##### EXTRACTED MATERIAL #####

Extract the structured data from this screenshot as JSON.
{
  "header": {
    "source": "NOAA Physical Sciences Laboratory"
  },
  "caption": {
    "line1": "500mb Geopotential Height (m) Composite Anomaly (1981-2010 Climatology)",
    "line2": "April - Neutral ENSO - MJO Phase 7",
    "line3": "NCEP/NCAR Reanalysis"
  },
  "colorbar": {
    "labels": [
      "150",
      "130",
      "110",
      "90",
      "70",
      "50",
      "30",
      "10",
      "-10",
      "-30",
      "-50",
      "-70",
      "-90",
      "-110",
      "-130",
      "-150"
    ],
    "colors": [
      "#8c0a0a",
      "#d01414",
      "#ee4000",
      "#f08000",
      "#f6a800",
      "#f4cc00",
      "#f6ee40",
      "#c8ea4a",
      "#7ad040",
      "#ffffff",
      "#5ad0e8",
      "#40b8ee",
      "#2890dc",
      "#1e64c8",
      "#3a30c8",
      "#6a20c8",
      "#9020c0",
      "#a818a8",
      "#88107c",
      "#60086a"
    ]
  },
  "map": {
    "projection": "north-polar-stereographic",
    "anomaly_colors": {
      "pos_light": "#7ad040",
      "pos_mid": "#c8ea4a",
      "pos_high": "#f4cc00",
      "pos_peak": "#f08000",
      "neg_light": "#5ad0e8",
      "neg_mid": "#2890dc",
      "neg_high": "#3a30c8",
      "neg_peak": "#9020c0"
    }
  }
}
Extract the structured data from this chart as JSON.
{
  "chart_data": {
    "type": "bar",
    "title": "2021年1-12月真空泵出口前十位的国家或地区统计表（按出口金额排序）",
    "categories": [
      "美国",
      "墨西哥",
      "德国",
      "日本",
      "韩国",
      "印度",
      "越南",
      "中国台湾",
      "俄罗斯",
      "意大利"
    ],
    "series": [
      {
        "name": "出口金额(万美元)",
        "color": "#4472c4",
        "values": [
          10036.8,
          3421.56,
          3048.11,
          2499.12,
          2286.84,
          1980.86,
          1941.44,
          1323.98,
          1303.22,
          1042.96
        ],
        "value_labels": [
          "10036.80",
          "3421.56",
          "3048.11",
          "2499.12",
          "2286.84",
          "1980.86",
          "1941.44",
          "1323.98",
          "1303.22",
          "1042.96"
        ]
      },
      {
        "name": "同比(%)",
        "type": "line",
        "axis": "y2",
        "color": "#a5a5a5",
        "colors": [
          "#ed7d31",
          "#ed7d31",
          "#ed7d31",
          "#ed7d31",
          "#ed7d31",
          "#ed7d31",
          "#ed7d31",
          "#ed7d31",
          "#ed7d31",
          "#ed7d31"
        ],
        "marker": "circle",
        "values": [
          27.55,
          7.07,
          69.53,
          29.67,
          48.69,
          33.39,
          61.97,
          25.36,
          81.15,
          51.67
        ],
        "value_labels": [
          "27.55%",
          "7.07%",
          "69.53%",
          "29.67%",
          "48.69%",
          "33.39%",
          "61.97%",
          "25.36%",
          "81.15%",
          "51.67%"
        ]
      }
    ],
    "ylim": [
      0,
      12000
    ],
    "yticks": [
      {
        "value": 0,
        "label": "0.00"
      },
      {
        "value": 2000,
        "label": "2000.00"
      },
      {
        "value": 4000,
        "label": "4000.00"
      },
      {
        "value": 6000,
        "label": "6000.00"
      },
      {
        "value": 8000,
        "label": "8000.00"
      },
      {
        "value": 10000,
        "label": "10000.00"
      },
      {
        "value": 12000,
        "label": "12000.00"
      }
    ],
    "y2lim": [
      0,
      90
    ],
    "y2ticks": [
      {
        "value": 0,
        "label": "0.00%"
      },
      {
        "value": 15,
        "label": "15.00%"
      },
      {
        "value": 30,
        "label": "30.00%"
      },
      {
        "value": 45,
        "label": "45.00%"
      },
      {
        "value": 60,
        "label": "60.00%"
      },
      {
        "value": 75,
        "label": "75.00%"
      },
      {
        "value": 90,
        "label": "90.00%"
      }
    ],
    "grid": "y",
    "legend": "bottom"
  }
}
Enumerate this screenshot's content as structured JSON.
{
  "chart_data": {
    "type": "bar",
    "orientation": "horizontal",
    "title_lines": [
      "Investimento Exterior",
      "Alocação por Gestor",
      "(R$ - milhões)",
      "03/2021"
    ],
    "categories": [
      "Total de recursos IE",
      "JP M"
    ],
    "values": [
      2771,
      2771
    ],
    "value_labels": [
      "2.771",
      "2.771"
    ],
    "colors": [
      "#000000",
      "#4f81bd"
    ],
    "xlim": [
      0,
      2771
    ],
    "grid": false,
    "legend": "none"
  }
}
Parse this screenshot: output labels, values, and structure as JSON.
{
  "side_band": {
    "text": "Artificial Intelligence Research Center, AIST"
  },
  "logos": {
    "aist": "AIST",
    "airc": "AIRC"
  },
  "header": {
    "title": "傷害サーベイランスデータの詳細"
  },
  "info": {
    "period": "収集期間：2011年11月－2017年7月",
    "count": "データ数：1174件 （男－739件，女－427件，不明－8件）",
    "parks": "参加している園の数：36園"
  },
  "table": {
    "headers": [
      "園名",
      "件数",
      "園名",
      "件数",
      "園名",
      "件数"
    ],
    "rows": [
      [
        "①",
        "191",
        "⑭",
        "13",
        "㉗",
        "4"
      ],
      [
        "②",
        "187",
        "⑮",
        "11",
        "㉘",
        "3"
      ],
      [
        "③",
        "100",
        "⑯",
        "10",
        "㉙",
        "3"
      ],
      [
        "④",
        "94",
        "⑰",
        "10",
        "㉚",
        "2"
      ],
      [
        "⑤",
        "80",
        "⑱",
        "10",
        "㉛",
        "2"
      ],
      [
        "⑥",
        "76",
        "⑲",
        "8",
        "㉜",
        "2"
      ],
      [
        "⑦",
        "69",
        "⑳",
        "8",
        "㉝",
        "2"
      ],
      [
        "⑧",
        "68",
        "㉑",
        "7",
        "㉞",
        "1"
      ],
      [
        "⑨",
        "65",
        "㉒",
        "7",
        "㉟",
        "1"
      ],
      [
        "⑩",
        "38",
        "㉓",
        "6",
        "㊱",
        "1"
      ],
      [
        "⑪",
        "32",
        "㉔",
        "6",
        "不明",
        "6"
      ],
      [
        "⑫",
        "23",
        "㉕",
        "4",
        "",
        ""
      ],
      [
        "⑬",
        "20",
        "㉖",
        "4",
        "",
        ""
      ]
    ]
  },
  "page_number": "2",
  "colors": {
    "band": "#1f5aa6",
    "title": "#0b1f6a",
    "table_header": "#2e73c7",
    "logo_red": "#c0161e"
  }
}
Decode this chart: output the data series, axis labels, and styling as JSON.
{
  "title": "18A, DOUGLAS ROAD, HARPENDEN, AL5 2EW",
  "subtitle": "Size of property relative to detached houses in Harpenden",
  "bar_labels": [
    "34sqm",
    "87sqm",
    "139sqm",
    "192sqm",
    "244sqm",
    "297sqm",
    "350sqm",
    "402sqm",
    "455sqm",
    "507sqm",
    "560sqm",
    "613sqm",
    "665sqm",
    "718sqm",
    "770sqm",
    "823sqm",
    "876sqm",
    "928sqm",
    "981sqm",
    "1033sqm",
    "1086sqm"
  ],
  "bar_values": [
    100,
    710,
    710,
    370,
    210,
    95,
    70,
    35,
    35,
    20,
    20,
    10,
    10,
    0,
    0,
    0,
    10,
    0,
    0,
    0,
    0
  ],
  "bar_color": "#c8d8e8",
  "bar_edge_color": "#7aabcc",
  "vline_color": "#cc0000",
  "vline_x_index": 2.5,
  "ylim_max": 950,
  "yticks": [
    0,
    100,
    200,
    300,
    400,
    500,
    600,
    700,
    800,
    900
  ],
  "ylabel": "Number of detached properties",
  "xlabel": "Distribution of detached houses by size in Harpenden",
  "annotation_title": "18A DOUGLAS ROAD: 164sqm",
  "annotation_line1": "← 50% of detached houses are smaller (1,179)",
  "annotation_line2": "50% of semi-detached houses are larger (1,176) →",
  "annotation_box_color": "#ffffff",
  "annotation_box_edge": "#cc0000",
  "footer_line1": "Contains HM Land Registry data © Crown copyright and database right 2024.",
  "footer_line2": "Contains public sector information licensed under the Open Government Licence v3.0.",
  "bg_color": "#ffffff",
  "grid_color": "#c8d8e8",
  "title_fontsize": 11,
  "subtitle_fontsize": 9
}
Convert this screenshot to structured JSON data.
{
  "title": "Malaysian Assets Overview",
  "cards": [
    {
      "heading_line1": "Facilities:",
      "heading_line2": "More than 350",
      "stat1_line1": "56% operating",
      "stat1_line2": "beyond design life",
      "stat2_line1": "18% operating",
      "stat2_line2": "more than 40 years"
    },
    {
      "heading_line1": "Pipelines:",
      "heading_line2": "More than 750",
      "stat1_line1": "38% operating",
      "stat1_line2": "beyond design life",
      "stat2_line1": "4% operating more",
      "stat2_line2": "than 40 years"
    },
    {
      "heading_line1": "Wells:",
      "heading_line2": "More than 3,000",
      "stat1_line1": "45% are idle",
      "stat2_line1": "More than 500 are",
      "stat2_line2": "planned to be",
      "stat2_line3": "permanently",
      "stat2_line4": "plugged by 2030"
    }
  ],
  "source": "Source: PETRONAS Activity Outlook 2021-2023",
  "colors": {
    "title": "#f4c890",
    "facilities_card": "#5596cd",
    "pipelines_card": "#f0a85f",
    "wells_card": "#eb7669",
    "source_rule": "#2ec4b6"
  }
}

#####

▶ **JOB**
Copy every line that contains the string "series".

▶ **COMPLETE OUTPUT**
    "series": [
Decode this chart: output the data series, axis labels, and styling as JSON.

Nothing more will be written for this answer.